* Begin Supplied records *

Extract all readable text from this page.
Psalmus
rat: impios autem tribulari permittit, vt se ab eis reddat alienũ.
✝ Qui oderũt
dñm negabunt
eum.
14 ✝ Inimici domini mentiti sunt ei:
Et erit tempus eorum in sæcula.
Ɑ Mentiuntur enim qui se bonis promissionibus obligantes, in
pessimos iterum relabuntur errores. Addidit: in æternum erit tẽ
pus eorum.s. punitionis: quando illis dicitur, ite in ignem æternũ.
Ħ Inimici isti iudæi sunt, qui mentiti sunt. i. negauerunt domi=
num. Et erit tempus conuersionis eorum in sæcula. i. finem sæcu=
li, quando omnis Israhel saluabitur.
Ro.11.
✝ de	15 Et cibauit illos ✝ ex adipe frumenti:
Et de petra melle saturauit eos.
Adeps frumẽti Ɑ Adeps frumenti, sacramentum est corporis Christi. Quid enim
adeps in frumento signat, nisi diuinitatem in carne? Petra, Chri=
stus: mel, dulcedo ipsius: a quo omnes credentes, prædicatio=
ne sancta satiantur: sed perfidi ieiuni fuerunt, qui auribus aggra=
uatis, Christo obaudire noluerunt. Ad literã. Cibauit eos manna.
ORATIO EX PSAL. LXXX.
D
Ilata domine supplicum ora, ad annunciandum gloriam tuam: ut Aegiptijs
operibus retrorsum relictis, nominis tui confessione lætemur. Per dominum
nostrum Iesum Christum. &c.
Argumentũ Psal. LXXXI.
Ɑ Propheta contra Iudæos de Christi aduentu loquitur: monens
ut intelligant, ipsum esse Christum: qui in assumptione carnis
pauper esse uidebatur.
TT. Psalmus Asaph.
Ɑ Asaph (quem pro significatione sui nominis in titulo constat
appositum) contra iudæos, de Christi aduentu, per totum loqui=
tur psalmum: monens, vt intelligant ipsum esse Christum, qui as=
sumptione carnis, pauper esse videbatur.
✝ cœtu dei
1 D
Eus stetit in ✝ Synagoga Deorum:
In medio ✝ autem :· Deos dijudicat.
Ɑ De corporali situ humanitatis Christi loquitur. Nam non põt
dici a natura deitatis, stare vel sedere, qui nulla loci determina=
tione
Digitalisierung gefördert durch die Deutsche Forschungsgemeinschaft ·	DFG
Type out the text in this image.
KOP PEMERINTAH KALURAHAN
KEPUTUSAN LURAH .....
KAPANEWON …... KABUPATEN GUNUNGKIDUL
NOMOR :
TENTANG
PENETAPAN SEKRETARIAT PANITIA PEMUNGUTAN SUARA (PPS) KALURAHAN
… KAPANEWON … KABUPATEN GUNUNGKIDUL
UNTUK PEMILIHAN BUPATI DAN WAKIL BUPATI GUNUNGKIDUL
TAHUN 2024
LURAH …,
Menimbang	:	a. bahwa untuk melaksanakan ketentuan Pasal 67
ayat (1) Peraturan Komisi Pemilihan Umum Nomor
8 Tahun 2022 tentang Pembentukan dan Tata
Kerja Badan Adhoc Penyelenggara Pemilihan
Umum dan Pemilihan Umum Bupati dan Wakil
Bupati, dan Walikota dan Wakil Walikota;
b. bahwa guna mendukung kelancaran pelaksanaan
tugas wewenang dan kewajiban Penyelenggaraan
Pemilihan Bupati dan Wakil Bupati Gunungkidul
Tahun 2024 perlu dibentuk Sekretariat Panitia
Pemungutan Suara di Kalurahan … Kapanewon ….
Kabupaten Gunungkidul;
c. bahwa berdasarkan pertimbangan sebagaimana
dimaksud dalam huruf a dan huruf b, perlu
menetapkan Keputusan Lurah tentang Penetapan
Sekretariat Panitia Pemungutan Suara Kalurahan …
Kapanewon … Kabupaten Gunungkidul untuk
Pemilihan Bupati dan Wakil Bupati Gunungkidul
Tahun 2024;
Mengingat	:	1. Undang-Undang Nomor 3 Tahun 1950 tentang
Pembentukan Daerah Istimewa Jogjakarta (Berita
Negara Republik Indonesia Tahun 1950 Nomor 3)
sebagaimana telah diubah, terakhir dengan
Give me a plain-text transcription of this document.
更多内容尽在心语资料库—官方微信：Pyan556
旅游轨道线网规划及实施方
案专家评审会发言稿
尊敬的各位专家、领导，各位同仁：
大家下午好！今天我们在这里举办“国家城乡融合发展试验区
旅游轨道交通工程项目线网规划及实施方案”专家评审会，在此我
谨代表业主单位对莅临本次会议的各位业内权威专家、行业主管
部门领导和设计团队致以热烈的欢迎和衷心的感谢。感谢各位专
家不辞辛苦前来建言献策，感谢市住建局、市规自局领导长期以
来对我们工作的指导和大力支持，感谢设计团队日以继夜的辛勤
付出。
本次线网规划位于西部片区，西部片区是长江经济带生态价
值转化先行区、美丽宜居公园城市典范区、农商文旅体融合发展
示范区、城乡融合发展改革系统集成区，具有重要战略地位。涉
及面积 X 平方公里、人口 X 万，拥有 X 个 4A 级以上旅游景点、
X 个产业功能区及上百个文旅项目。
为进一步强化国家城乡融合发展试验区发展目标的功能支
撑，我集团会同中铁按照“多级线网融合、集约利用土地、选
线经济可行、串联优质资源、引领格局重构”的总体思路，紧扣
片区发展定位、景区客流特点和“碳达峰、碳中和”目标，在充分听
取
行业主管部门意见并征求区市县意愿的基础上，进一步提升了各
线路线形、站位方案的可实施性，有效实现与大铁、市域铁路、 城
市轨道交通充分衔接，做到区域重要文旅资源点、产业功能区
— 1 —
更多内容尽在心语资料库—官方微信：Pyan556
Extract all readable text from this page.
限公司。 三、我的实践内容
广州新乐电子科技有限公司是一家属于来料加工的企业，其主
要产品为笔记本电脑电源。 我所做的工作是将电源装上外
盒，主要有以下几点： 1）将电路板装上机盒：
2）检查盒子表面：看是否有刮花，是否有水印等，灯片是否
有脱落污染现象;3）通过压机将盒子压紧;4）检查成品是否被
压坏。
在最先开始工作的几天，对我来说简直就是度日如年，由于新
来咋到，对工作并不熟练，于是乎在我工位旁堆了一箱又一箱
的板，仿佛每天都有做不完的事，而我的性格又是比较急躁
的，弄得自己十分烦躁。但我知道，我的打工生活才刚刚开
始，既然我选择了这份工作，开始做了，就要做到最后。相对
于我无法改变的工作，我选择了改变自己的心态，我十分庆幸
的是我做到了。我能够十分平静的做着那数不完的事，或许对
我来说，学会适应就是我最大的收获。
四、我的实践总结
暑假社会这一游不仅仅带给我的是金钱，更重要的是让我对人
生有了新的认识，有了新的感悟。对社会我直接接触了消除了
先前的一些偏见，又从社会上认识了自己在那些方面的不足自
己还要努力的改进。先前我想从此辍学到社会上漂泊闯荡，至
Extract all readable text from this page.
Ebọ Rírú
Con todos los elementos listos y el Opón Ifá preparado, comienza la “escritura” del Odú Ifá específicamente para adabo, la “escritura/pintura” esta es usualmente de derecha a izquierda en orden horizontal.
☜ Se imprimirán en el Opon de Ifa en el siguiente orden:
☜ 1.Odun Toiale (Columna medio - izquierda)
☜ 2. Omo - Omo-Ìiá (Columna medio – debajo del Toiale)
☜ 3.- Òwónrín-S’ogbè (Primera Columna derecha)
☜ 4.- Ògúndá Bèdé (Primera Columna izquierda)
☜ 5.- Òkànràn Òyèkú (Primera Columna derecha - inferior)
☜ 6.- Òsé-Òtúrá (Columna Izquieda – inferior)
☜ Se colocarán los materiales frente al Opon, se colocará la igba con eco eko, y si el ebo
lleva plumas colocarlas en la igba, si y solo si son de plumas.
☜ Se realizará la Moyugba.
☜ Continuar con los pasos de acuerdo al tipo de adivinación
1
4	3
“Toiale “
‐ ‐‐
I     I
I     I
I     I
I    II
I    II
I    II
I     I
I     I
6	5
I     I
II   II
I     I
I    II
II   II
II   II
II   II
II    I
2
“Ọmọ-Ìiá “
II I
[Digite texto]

* End Supplied records *

Written problem » Which lines contain the word "carnis"? Copy each one.

Output of the exercise »
ut intelligant, ipsum esse Christum: qui in assumptione carnis
sumptione carnis, pauper esse videbatur.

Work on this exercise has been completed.